◆ **THE PROBLEM**
From the records below, extract all the text exactly and leave the images behind.

◆ **EXERCISE MATERIAL**
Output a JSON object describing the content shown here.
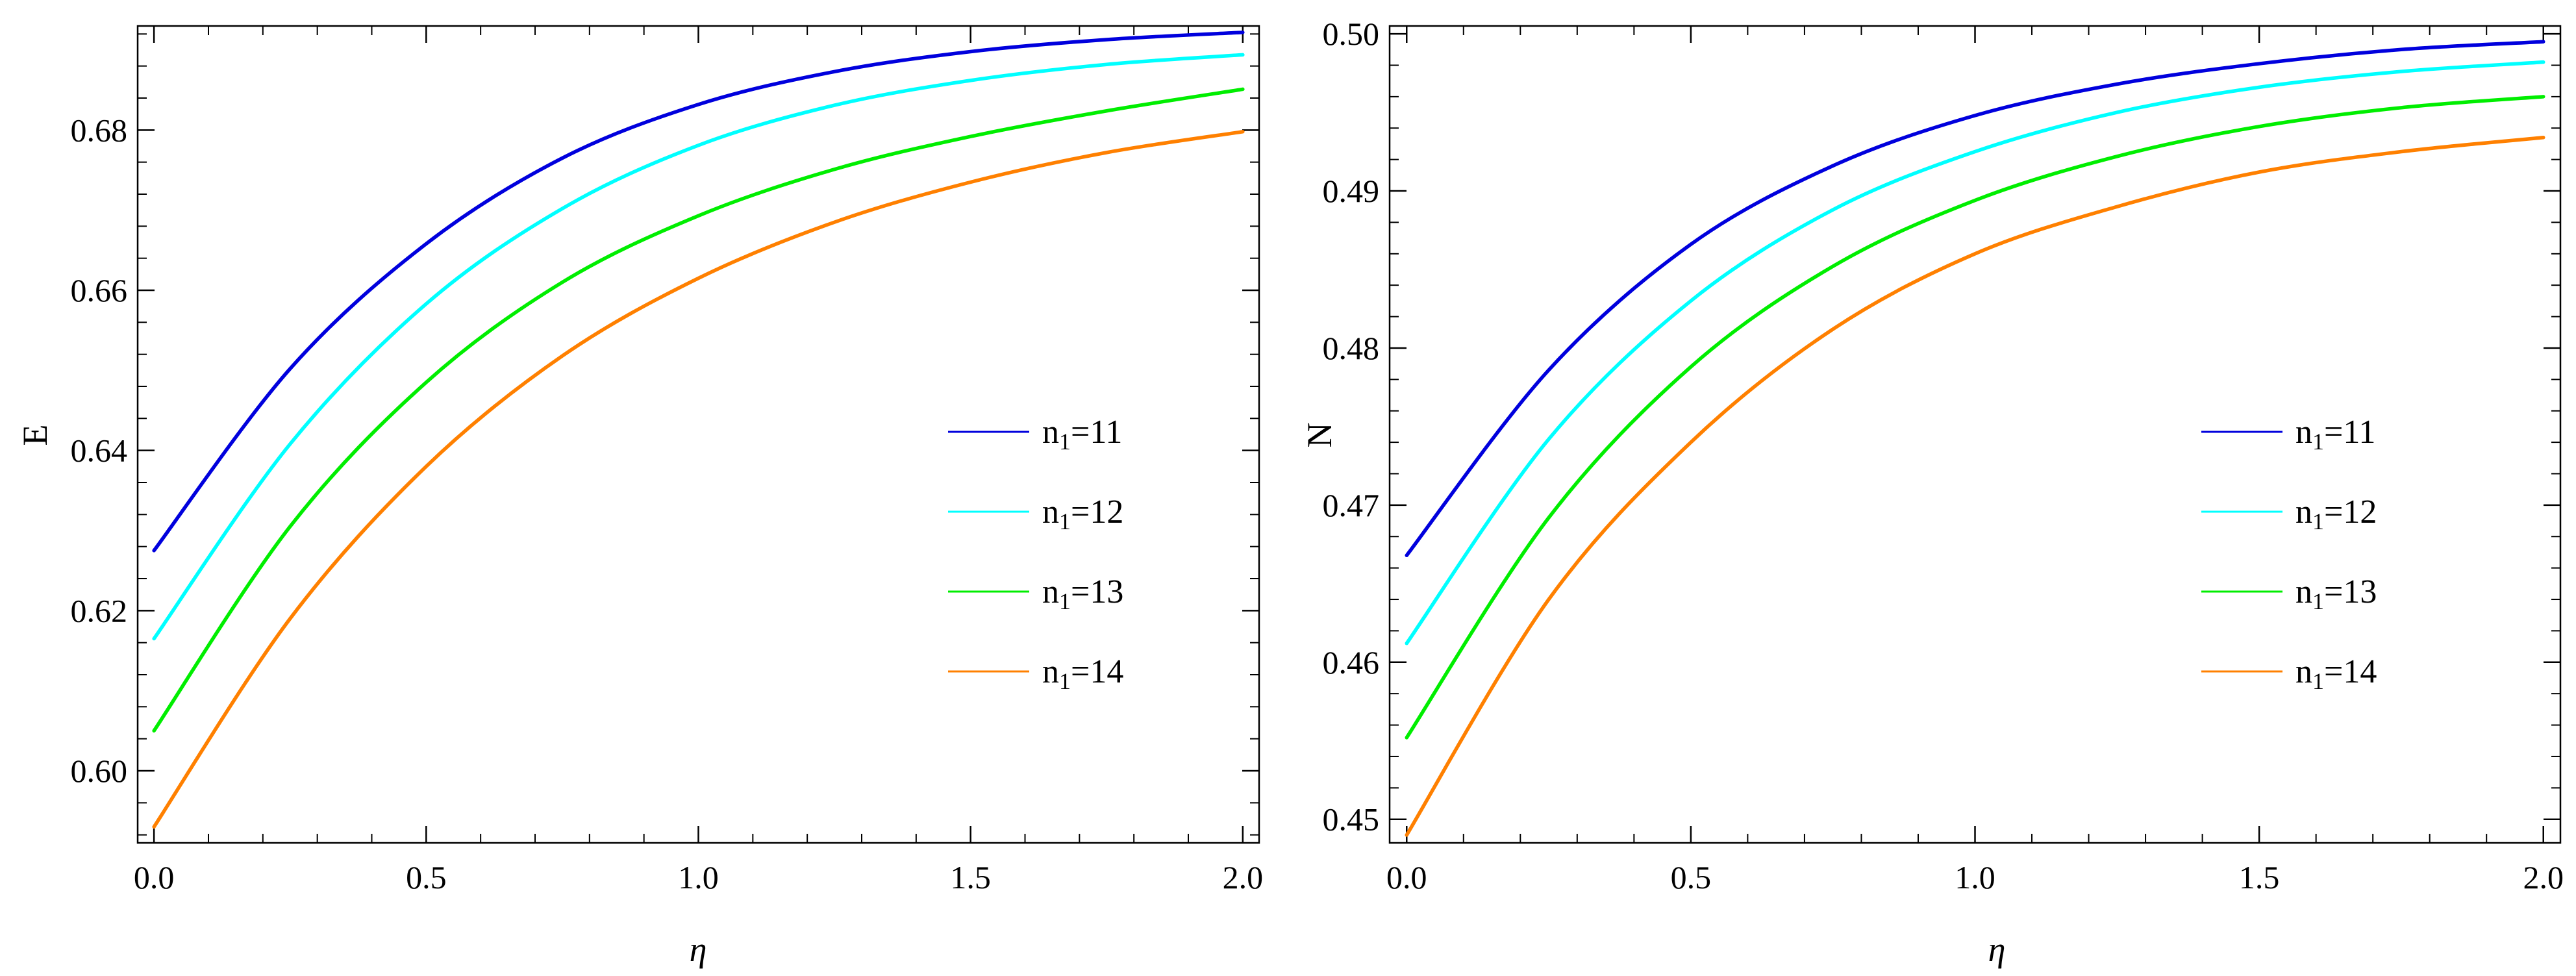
{
  "chart_data": [
    {
      "type": "line",
      "xlabel": "η",
      "ylabel": "E",
      "xlim": [
        -0.03,
        2.03
      ],
      "ylim": [
        0.591,
        0.693
      ],
      "xticks": [
        0.0,
        0.5,
        1.0,
        1.5,
        2.0
      ],
      "xtick_labels": [
        "0.0",
        "0.5",
        "1.0",
        "1.5",
        "2.0"
      ],
      "yticks": [
        0.6,
        0.62,
        0.64,
        0.66,
        0.68
      ],
      "ytick_labels": [
        "0.60",
        "0.62",
        "0.64",
        "0.66",
        "0.68"
      ],
      "legend_position": "center-right",
      "series": [
        {
          "name": "n1=11",
          "legend_base": "n",
          "legend_sub": "1",
          "legend_value": "=11",
          "color": "#0000dd",
          "x": [
            0.0,
            0.25,
            0.5,
            0.75,
            1.0,
            1.25,
            1.5,
            1.75,
            2.0
          ],
          "y": [
            0.6275,
            0.6502,
            0.6658,
            0.6765,
            0.6832,
            0.6873,
            0.6898,
            0.6913,
            0.6922
          ]
        },
        {
          "name": "n1=12",
          "legend_base": "n",
          "legend_sub": "1",
          "legend_value": "=12",
          "color": "#00ffff",
          "x": [
            0.0,
            0.25,
            0.5,
            0.75,
            1.0,
            1.25,
            1.5,
            1.75,
            2.0
          ],
          "y": [
            0.6165,
            0.6408,
            0.6583,
            0.6702,
            0.6781,
            0.6831,
            0.6862,
            0.6882,
            0.6894
          ]
        },
        {
          "name": "n1=13",
          "legend_base": "n",
          "legend_sub": "1",
          "legend_value": "=13",
          "color": "#00ee00",
          "x": [
            0.0,
            0.25,
            0.5,
            0.75,
            1.0,
            1.25,
            1.5,
            1.75,
            2.0
          ],
          "y": [
            0.605,
            0.6305,
            0.6485,
            0.661,
            0.6693,
            0.6751,
            0.6792,
            0.6824,
            0.6851
          ]
        },
        {
          "name": "n1=14",
          "legend_base": "n",
          "legend_sub": "1",
          "legend_value": "=14",
          "color": "#ff8000",
          "x": [
            0.0,
            0.25,
            0.5,
            0.75,
            1.0,
            1.25,
            1.5,
            1.75,
            2.0
          ],
          "y": [
            0.593,
            0.619,
            0.638,
            0.6518,
            0.6615,
            0.6685,
            0.6735,
            0.6772,
            0.6798
          ]
        }
      ]
    },
    {
      "type": "line",
      "xlabel": "η",
      "ylabel": "N",
      "xlim": [
        -0.03,
        2.03
      ],
      "ylim": [
        0.4485,
        0.5005
      ],
      "xticks": [
        0.0,
        0.5,
        1.0,
        1.5,
        2.0
      ],
      "xtick_labels": [
        "0.0",
        "0.5",
        "1.0",
        "1.5",
        "2.0"
      ],
      "yticks": [
        0.45,
        0.46,
        0.47,
        0.48,
        0.49,
        0.5
      ],
      "ytick_labels": [
        "0.45",
        "0.46",
        "0.47",
        "0.48",
        "0.49",
        "0.50"
      ],
      "legend_position": "center-right",
      "series": [
        {
          "name": "n1=11",
          "legend_base": "n",
          "legend_sub": "1",
          "legend_value": "=11",
          "color": "#0000dd",
          "x": [
            0.0,
            0.25,
            0.5,
            0.75,
            1.0,
            1.25,
            1.5,
            1.75,
            2.0
          ],
          "y": [
            0.4668,
            0.4786,
            0.4866,
            0.4916,
            0.4948,
            0.4968,
            0.4981,
            0.499,
            0.4995
          ]
        },
        {
          "name": "n1=12",
          "legend_base": "n",
          "legend_sub": "1",
          "legend_value": "=12",
          "color": "#00ffff",
          "x": [
            0.0,
            0.25,
            0.5,
            0.75,
            1.0,
            1.25,
            1.5,
            1.75,
            2.0
          ],
          "y": [
            0.4612,
            0.4742,
            0.483,
            0.4888,
            0.4925,
            0.495,
            0.4966,
            0.4976,
            0.4982
          ]
        },
        {
          "name": "n1=13",
          "legend_base": "n",
          "legend_sub": "1",
          "legend_value": "=13",
          "color": "#00ee00",
          "x": [
            0.0,
            0.25,
            0.5,
            0.75,
            1.0,
            1.25,
            1.5,
            1.75,
            2.0
          ],
          "y": [
            0.4552,
            0.4692,
            0.4788,
            0.4852,
            0.4894,
            0.4922,
            0.4941,
            0.4953,
            0.496
          ]
        },
        {
          "name": "n1=14",
          "legend_base": "n",
          "legend_sub": "1",
          "legend_value": "=14",
          "color": "#ff8000",
          "x": [
            0.0,
            0.25,
            0.5,
            0.75,
            1.0,
            1.25,
            1.5,
            1.75,
            2.0
          ],
          "y": [
            0.449,
            0.464,
            0.474,
            0.4812,
            0.486,
            0.489,
            0.4912,
            0.4925,
            0.4934
          ]
        }
      ]
    }
  ]
}
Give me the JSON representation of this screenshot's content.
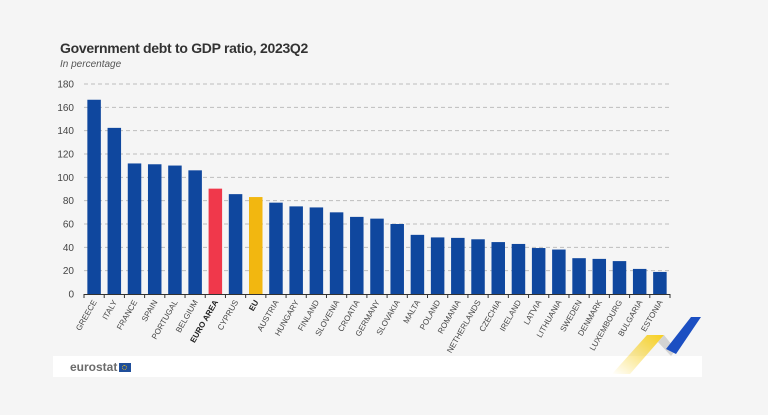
{
  "header": {
    "title": "Government debt to GDP ratio, 2023Q2",
    "subtitle": "In percentage"
  },
  "footer": {
    "brand": "eurostat",
    "flag_icon": "eu-flag-icon"
  },
  "colors": {
    "country": "#0f479e",
    "euro_area": "#f0384b",
    "eu": "#f2b710",
    "grid": "#bdbdbd",
    "text": "#444444",
    "deco_yellow": "#f7cf1e",
    "deco_blue": "#1c4fc2",
    "deco_grey": "#cfcfcf"
  },
  "chart_data": {
    "type": "bar",
    "title": "Government debt to GDP ratio, 2023Q2",
    "subtitle": "In percentage",
    "xlabel": "",
    "ylabel": "",
    "ylim": [
      0,
      180
    ],
    "yticks": [
      0,
      20,
      40,
      60,
      80,
      100,
      120,
      140,
      160,
      180
    ],
    "grid": true,
    "legend": "none",
    "categories": [
      "GREECE",
      "ITALY",
      "FRANCE",
      "SPAIN",
      "PORTUGAL",
      "BELGIUM",
      "EURO AREA",
      "CYPRUS",
      "EU",
      "AUSTRIA",
      "HUNGARY",
      "FINLAND",
      "SLOVENIA",
      "CROATIA",
      "GERMANY",
      "SLOVAKIA",
      "MALTA",
      "POLAND",
      "ROMANIA",
      "NETHERLANDS",
      "CZECHIA",
      "IRELAND",
      "LATVIA",
      "LITHUANIA",
      "SWEDEN",
      "DENMARK",
      "LUXEMBOURG",
      "BULGARIA",
      "ESTONIA"
    ],
    "values": [
      166.5,
      142.4,
      111.9,
      111.2,
      110.1,
      106.0,
      90.3,
      85.6,
      83.1,
      78.3,
      75.1,
      74.2,
      70.0,
      66.1,
      64.6,
      60.0,
      50.7,
      48.5,
      48.1,
      46.9,
      44.5,
      42.9,
      39.4,
      38.1,
      30.7,
      30.1,
      28.2,
      21.5,
      18.9
    ],
    "highlight": {
      "EURO AREA": "euro_area",
      "EU": "eu"
    },
    "bold_labels": [
      "EURO AREA",
      "EU"
    ]
  }
}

◆ **SOLVED PROBLEM**
Output a JSON object describing the content shown here.
{
  "chart_data": [
    {
      "type": "line",
      "xlabel": "η",
      "ylabel": "E",
      "xlim": [
        -0.03,
        2.03
      ],
      "ylim": [
        0.591,
        0.693
      ],
      "xticks": [
        0.0,
        0.5,
        1.0,
        1.5,
        2.0
      ],
      "xtick_labels": [
        "0.0",
        "0.5",
        "1.0",
        "1.5",
        "2.0"
      ],
      "yticks": [
        0.6,
        0.62,
        0.64,
        0.66,
        0.68
      ],
      "ytick_labels": [
        "0.60",
        "0.62",
        "0.64",
        "0.66",
        "0.68"
      ],
      "legend_position": "center-right",
      "series": [
        {
          "name": "n1=11",
          "legend_base": "n",
          "legend_sub": "1",
          "legend_value": "=11",
          "color": "#0000dd",
          "x": [
            0.0,
            0.25,
            0.5,
            0.75,
            1.0,
            1.25,
            1.5,
            1.75,
            2.0
          ],
          "y": [
            0.6275,
            0.6502,
            0.6658,
            0.6765,
            0.6832,
            0.6873,
            0.6898,
            0.6913,
            0.6922
          ]
        },
        {
          "name": "n1=12",
          "legend_base": "n",
          "legend_sub": "1",
          "legend_value": "=12",
          "color": "#00ffff",
          "x": [
            0.0,
            0.25,
            0.5,
            0.75,
            1.0,
            1.25,
            1.5,
            1.75,
            2.0
          ],
          "y": [
            0.6165,
            0.6408,
            0.6583,
            0.6702,
            0.6781,
            0.6831,
            0.6862,
            0.6882,
            0.6894
          ]
        },
        {
          "name": "n1=13",
          "legend_base": "n",
          "legend_sub": "1",
          "legend_value": "=13",
          "color": "#00ee00",
          "x": [
            0.0,
            0.25,
            0.5,
            0.75,
            1.0,
            1.25,
            1.5,
            1.75,
            2.0
          ],
          "y": [
            0.605,
            0.6305,
            0.6485,
            0.661,
            0.6693,
            0.6751,
            0.6792,
            0.6824,
            0.6851
          ]
        },
        {
          "name": "n1=14",
          "legend_base": "n",
          "legend_sub": "1",
          "legend_value": "=14",
          "color": "#ff8000",
          "x": [
            0.0,
            0.25,
            0.5,
            0.75,
            1.0,
            1.25,
            1.5,
            1.75,
            2.0
          ],
          "y": [
            0.593,
            0.619,
            0.638,
            0.6518,
            0.6615,
            0.6685,
            0.6735,
            0.6772,
            0.6798
          ]
        }
      ]
    },
    {
      "type": "line",
      "xlabel": "η",
      "ylabel": "N",
      "xlim": [
        -0.03,
        2.03
      ],
      "ylim": [
        0.4485,
        0.5005
      ],
      "xticks": [
        0.0,
        0.5,
        1.0,
        1.5,
        2.0
      ],
      "xtick_labels": [
        "0.0",
        "0.5",
        "1.0",
        "1.5",
        "2.0"
      ],
      "yticks": [
        0.45,
        0.46,
        0.47,
        0.48,
        0.49,
        0.5
      ],
      "ytick_labels": [
        "0.45",
        "0.46",
        "0.47",
        "0.48",
        "0.49",
        "0.50"
      ],
      "legend_position": "center-right",
      "series": [
        {
          "name": "n1=11",
          "legend_base": "n",
          "legend_sub": "1",
          "legend_value": "=11",
          "color": "#0000dd",
          "x": [
            0.0,
            0.25,
            0.5,
            0.75,
            1.0,
            1.25,
            1.5,
            1.75,
            2.0
          ],
          "y": [
            0.4668,
            0.4786,
            0.4866,
            0.4916,
            0.4948,
            0.4968,
            0.4981,
            0.499,
            0.4995
          ]
        },
        {
          "name": "n1=12",
          "legend_base": "n",
          "legend_sub": "1",
          "legend_value": "=12",
          "color": "#00ffff",
          "x": [
            0.0,
            0.25,
            0.5,
            0.75,
            1.0,
            1.25,
            1.5,
            1.75,
            2.0
          ],
          "y": [
            0.4612,
            0.4742,
            0.483,
            0.4888,
            0.4925,
            0.495,
            0.4966,
            0.4976,
            0.4982
          ]
        },
        {
          "name": "n1=13",
          "legend_base": "n",
          "legend_sub": "1",
          "legend_value": "=13",
          "color": "#00ee00",
          "x": [
            0.0,
            0.25,
            0.5,
            0.75,
            1.0,
            1.25,
            1.5,
            1.75,
            2.0
          ],
          "y": [
            0.4552,
            0.4692,
            0.4788,
            0.4852,
            0.4894,
            0.4922,
            0.4941,
            0.4953,
            0.496
          ]
        },
        {
          "name": "n1=14",
          "legend_base": "n",
          "legend_sub": "1",
          "legend_value": "=14",
          "color": "#ff8000",
          "x": [
            0.0,
            0.25,
            0.5,
            0.75,
            1.0,
            1.25,
            1.5,
            1.75,
            2.0
          ],
          "y": [
            0.449,
            0.464,
            0.474,
            0.4812,
            0.486,
            0.489,
            0.4912,
            0.4925,
            0.4934
          ]
        }
      ]
    }
  ]
}
Give me the JSON representation of this screenshot's content.
{
  "header": {
    "title": "Government debt to GDP ratio, 2023Q2",
    "subtitle": "In percentage"
  },
  "footer": {
    "brand": "eurostat",
    "flag_icon": "eu-flag-icon"
  },
  "colors": {
    "country": "#0f479e",
    "euro_area": "#f0384b",
    "eu": "#f2b710",
    "grid": "#bdbdbd",
    "text": "#444444",
    "deco_yellow": "#f7cf1e",
    "deco_blue": "#1c4fc2",
    "deco_grey": "#cfcfcf"
  },
  "chart_data": {
    "type": "bar",
    "title": "Government debt to GDP ratio, 2023Q2",
    "subtitle": "In percentage",
    "xlabel": "",
    "ylabel": "",
    "ylim": [
      0,
      180
    ],
    "yticks": [
      0,
      20,
      40,
      60,
      80,
      100,
      120,
      140,
      160,
      180
    ],
    "grid": true,
    "legend": "none",
    "categories": [
      "GREECE",
      "ITALY",
      "FRANCE",
      "SPAIN",
      "PORTUGAL",
      "BELGIUM",
      "EURO AREA",
      "CYPRUS",
      "EU",
      "AUSTRIA",
      "HUNGARY",
      "FINLAND",
      "SLOVENIA",
      "CROATIA",
      "GERMANY",
      "SLOVAKIA",
      "MALTA",
      "POLAND",
      "ROMANIA",
      "NETHERLANDS",
      "CZECHIA",
      "IRELAND",
      "LATVIA",
      "LITHUANIA",
      "SWEDEN",
      "DENMARK",
      "LUXEMBOURG",
      "BULGARIA",
      "ESTONIA"
    ],
    "values": [
      166.5,
      142.4,
      111.9,
      111.2,
      110.1,
      106.0,
      90.3,
      85.6,
      83.1,
      78.3,
      75.1,
      74.2,
      70.0,
      66.1,
      64.6,
      60.0,
      50.7,
      48.5,
      48.1,
      46.9,
      44.5,
      42.9,
      39.4,
      38.1,
      30.7,
      30.1,
      28.2,
      21.5,
      18.9
    ],
    "highlight": {
      "EURO AREA": "euro_area",
      "EU": "eu"
    },
    "bold_labels": [
      "EURO AREA",
      "EU"
    ]
  }
}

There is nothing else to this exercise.